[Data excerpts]
==*==
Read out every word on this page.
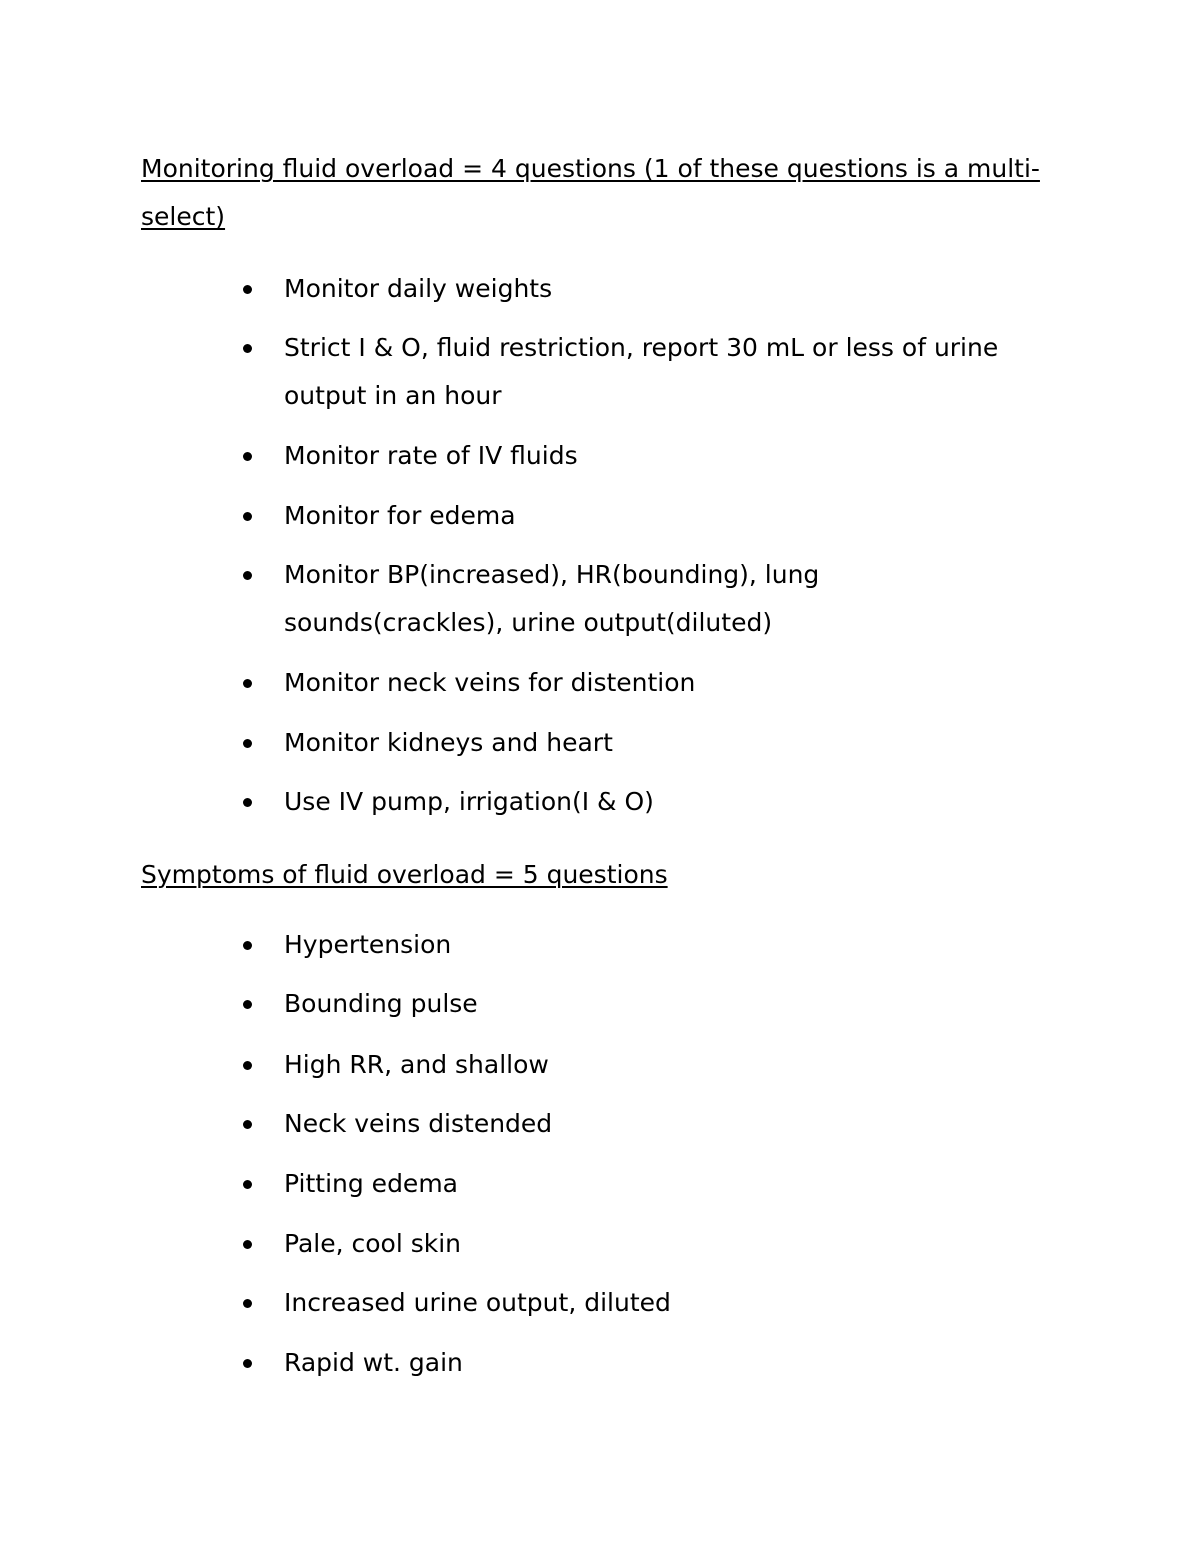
Monitoring fluid overload = 4 questions (1 of these questions is a multi-select)
Monitor daily weights
Strict I & O, fluid restriction, report 30 mL or less of urine output in an hour
Monitor rate of IV fluids
Monitor for edema
Monitor BP(increased), HR(bounding), lung sounds(crackles), urine output(diluted)
Monitor neck veins for distention
Monitor kidneys and heart
Use IV pump, irrigation(I & O)
Symptoms of fluid overload = 5 questions
Hypertension
Bounding pulse
High RR, and shallow
Neck veins distended
Pitting edema
Pale, cool skin
Increased urine output, diluted
Rapid wt. gain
==*==
▶ _Task brief_: From the records above, pull out each line that has "diluted".

▶ _Problem solution_:
Monitor BP(increased), HR(bounding), lung sounds(crackles), urine output(diluted)
Increased urine output, diluted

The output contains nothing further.